- _Objective_:
Retype all of the data exactly as given.

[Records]
-------

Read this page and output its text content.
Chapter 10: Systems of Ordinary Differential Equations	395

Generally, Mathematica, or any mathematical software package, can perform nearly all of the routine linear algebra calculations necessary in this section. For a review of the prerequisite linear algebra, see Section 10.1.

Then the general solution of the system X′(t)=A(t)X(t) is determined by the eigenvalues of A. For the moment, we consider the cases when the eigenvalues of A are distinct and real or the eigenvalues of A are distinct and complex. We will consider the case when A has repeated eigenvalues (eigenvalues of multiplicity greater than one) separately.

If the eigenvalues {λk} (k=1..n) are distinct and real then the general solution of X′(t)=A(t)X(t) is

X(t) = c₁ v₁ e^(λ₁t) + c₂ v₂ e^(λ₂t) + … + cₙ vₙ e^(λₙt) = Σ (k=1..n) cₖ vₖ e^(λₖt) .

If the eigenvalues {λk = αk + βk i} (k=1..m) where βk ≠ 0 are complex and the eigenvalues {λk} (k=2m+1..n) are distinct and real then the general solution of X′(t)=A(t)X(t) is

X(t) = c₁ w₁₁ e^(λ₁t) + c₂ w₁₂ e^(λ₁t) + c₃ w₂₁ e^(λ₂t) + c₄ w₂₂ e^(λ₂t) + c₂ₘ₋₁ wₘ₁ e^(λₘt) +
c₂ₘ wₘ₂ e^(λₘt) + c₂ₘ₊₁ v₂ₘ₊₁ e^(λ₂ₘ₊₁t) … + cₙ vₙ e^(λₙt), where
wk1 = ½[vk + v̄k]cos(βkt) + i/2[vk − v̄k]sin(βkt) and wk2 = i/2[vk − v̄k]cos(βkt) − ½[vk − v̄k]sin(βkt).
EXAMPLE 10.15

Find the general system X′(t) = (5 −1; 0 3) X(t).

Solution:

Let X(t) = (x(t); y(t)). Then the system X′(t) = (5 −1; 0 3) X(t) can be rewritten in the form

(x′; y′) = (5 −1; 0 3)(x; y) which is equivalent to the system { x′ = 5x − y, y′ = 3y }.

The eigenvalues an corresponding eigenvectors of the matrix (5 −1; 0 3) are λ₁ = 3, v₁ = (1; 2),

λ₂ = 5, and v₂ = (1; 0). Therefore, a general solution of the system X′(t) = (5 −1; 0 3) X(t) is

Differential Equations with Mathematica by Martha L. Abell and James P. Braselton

-------

- _Reply to the task_:
Read this page and output its text content.
Chapter 10: Systems of Ordinary Differential Equations	395

Generally, Mathematica, or any mathematical software package, can perform nearly all of the routine linear algebra calculations necessary in this section. For a review of the prerequisite linear algebra, see Section 10.1.

Then the general solution of the system X′(t)=A(t)X(t) is determined by the eigenvalues of A. For the moment, we consider the cases when the eigenvalues of A are distinct and real or the eigenvalues of A are distinct and complex. We will consider the case when A has repeated eigenvalues (eigenvalues of multiplicity greater than one) separately.

If the eigenvalues {λk} (k=1..n) are distinct and real then the general solution of X′(t)=A(t)X(t) is

X(t) = c₁ v₁ e^(λ₁t) + c₂ v₂ e^(λ₂t) + … + cₙ vₙ e^(λₙt) = Σ (k=1..n) cₖ vₖ e^(λₖt) .

If the eigenvalues {λk = αk + βk i} (k=1..m) where βk ≠ 0 are complex and the eigenvalues {λk} (k=2m+1..n) are distinct and real then the general solution of X′(t)=A(t)X(t) is

X(t) = c₁ w₁₁ e^(λ₁t) + c₂ w₁₂ e^(λ₁t) + c₃ w₂₁ e^(λ₂t) + c₄ w₂₂ e^(λ₂t) + c₂ₘ₋₁ wₘ₁ e^(λₘt) +
c₂ₘ wₘ₂ e^(λₘt) + c₂ₘ₊₁ v₂ₘ₊₁ e^(λ₂ₘ₊₁t) … + cₙ vₙ e^(λₙt), where
wk1 = ½[vk + v̄k]cos(βkt) + i/2[vk − v̄k]sin(βkt) and wk2 = i/2[vk − v̄k]cos(βkt) − ½[vk − v̄k]sin(βkt).
EXAMPLE 10.15

Find the general system X′(t) = (5 −1; 0 3) X(t).

Solution:

Let X(t) = (x(t); y(t)). Then the system X′(t) = (5 −1; 0 3) X(t) can be rewritten in the form

(x′; y′) = (5 −1; 0 3)(x; y) which is equivalent to the system { x′ = 5x − y, y′ = 3y }.

The eigenvalues an corresponding eigenvectors of the matrix (5 −1; 0 3) are λ₁ = 3, v₁ = (1; 2),

λ₂ = 5, and v₂ = (1; 0). Therefore, a general solution of the system X′(t) = (5 −1; 0 3) X(t) is

Differential Equations with Mathematica by Martha L. Abell and James P. Braselton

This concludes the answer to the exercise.